Task instructions: Identify and copy all lines of the material where the string "foreword" is found.

Records from a data source:
━━━━━━━━━━━━━━━━━━━━

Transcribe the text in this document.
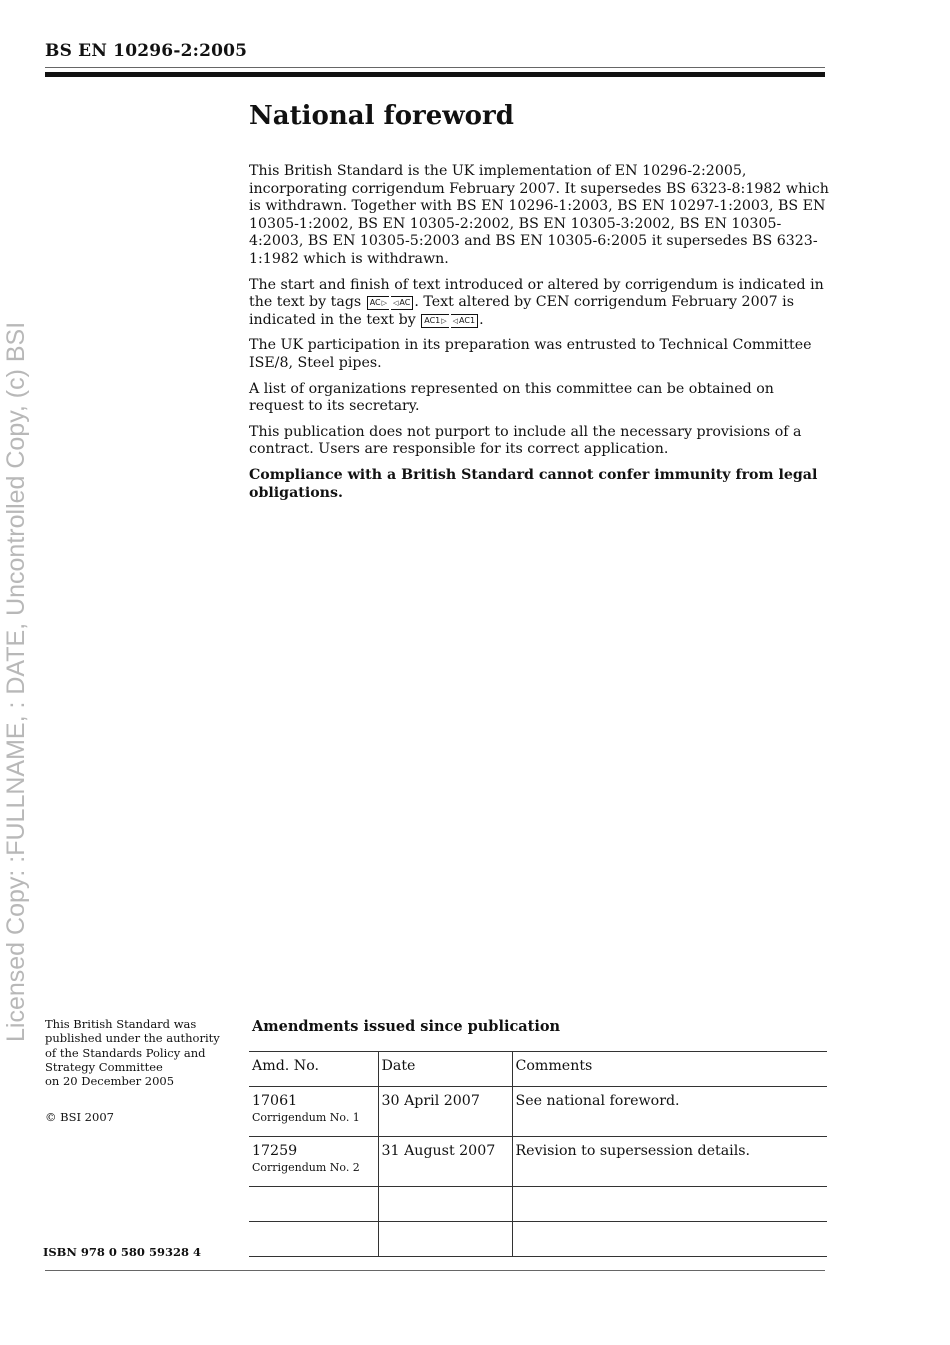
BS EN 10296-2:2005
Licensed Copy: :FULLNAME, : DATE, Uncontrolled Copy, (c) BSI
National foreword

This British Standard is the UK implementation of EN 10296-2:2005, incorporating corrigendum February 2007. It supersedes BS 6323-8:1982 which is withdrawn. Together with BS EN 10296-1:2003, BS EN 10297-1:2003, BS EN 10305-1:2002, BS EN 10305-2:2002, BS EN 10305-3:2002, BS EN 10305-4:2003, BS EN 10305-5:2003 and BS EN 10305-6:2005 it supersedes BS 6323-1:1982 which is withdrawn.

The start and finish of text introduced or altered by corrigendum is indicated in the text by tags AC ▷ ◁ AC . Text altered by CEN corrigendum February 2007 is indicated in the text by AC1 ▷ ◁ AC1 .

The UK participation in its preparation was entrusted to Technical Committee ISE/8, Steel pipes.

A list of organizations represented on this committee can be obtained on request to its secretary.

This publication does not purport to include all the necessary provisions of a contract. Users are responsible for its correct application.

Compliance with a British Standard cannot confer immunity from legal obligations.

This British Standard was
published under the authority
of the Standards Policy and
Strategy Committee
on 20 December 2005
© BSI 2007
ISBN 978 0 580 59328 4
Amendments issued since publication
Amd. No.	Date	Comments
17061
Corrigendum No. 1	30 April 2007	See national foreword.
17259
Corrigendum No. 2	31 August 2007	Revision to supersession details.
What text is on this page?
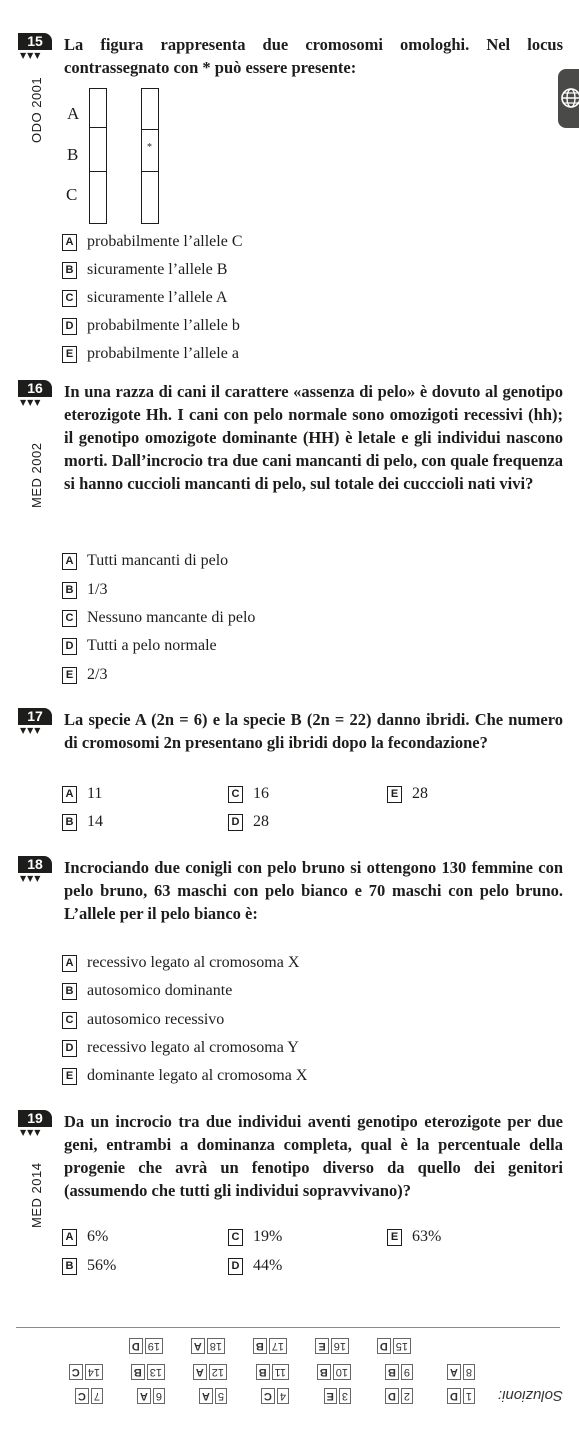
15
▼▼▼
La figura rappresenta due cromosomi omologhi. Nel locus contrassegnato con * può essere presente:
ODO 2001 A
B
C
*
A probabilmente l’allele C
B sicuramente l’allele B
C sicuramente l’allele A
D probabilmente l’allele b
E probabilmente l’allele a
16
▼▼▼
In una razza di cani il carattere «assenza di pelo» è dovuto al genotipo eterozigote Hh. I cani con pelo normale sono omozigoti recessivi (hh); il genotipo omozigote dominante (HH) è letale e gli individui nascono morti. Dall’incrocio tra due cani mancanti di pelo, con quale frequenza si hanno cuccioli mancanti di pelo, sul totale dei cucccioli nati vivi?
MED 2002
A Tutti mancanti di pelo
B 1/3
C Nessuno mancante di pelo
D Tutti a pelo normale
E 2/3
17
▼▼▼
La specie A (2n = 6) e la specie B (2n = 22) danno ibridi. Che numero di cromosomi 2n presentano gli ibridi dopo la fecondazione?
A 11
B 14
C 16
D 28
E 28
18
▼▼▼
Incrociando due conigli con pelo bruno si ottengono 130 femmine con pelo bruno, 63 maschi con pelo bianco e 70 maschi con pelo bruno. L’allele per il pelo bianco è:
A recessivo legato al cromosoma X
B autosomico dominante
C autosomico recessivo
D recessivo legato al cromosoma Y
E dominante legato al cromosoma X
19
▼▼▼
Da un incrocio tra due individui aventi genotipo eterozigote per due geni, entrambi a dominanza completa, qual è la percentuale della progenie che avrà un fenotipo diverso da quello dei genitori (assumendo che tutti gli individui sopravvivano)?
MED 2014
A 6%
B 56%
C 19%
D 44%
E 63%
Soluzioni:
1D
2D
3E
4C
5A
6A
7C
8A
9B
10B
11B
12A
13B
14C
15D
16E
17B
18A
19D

━━━━━━━━━━━━━━━━━━━━

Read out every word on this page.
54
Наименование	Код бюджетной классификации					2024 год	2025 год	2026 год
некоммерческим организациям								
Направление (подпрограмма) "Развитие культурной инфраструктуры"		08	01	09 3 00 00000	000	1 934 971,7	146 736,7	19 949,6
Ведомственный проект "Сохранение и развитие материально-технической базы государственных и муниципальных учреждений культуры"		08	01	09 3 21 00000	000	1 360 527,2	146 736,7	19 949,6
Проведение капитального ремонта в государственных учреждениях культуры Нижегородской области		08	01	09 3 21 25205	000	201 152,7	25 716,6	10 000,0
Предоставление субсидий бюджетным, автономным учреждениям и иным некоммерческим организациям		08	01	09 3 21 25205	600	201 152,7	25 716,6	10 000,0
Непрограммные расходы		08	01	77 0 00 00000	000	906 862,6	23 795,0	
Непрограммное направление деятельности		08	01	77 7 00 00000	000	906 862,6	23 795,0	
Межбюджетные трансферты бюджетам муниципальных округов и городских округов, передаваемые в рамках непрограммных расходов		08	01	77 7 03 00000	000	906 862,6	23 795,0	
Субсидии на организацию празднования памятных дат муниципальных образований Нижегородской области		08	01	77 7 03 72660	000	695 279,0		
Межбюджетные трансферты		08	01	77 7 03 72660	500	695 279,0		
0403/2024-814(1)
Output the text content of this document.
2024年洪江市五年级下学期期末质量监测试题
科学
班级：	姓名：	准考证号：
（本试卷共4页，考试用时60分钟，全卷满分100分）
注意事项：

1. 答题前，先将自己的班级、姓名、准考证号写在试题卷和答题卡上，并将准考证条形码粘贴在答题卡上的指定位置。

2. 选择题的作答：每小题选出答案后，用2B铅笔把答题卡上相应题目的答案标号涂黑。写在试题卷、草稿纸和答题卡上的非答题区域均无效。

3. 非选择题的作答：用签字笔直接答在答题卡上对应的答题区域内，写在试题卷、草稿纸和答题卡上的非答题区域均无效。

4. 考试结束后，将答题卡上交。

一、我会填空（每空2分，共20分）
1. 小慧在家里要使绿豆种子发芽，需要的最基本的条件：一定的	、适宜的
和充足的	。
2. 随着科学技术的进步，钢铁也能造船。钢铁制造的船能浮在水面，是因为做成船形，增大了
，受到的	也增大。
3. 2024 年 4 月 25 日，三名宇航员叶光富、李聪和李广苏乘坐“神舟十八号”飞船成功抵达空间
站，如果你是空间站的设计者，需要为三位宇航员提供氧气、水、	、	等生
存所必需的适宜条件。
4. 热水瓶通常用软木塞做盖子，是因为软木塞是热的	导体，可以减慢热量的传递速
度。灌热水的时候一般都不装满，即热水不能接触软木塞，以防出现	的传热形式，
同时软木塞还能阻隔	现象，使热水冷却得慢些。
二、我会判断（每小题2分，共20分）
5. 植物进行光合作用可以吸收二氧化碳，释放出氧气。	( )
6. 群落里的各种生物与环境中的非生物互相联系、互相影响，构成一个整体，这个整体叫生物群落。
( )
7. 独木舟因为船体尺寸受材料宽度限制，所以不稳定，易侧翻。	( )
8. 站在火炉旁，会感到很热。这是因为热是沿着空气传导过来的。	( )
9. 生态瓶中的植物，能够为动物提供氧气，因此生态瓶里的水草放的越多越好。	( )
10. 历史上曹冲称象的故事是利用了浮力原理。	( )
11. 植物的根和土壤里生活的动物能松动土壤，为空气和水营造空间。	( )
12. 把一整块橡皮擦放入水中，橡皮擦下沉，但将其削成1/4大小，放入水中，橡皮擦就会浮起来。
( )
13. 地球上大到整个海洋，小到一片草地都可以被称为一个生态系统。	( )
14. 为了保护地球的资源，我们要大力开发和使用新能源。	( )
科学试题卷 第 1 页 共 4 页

━━━━━━━━━━━━━━━━━━━━

Expected output:
National foreword
Corrigendum No. 1	30 April 2007	See national foreword.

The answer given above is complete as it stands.